Written problem: Filter these entries so that only lines with the word "measured" remain.

Recorded information:
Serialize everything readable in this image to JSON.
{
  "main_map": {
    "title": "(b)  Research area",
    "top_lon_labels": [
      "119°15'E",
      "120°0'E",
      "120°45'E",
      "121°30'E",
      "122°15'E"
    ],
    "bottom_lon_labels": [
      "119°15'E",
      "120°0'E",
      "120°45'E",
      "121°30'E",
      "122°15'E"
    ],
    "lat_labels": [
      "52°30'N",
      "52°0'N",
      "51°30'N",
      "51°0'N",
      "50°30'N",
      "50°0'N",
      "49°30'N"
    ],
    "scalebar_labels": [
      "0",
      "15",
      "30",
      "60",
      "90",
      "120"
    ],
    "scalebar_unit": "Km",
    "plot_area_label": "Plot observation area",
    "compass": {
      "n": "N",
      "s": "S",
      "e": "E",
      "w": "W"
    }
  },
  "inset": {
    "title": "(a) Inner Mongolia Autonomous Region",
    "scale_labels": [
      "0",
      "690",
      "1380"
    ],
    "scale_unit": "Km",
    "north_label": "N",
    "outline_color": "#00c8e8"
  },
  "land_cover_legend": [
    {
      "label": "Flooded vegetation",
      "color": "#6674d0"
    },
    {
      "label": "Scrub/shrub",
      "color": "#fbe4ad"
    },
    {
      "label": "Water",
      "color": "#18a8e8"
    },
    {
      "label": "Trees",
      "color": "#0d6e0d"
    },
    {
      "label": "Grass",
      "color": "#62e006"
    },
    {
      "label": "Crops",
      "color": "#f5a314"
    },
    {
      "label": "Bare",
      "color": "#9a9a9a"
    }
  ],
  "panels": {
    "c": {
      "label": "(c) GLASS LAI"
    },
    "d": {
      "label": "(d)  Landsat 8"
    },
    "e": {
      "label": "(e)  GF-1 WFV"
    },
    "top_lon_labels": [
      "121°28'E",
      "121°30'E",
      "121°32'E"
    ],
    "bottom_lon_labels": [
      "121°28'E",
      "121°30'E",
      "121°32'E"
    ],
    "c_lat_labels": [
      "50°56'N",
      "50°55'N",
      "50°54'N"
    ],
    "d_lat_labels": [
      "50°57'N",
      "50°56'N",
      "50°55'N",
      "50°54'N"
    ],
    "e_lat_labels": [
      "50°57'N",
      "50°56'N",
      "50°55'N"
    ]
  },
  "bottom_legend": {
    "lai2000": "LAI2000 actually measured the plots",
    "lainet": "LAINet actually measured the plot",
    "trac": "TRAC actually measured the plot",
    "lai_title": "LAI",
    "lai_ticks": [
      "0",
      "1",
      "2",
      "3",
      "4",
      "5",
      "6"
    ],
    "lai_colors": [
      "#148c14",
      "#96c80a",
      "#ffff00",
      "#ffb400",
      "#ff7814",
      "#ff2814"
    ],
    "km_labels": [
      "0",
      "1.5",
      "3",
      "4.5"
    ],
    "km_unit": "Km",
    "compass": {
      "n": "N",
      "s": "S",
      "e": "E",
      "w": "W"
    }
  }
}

Reply to the exercise:
    "lai2000": "LAI2000 actually measured the plots",
    "lainet": "LAINet actually measured the plot",
    "trac": "TRAC actually measured the plot",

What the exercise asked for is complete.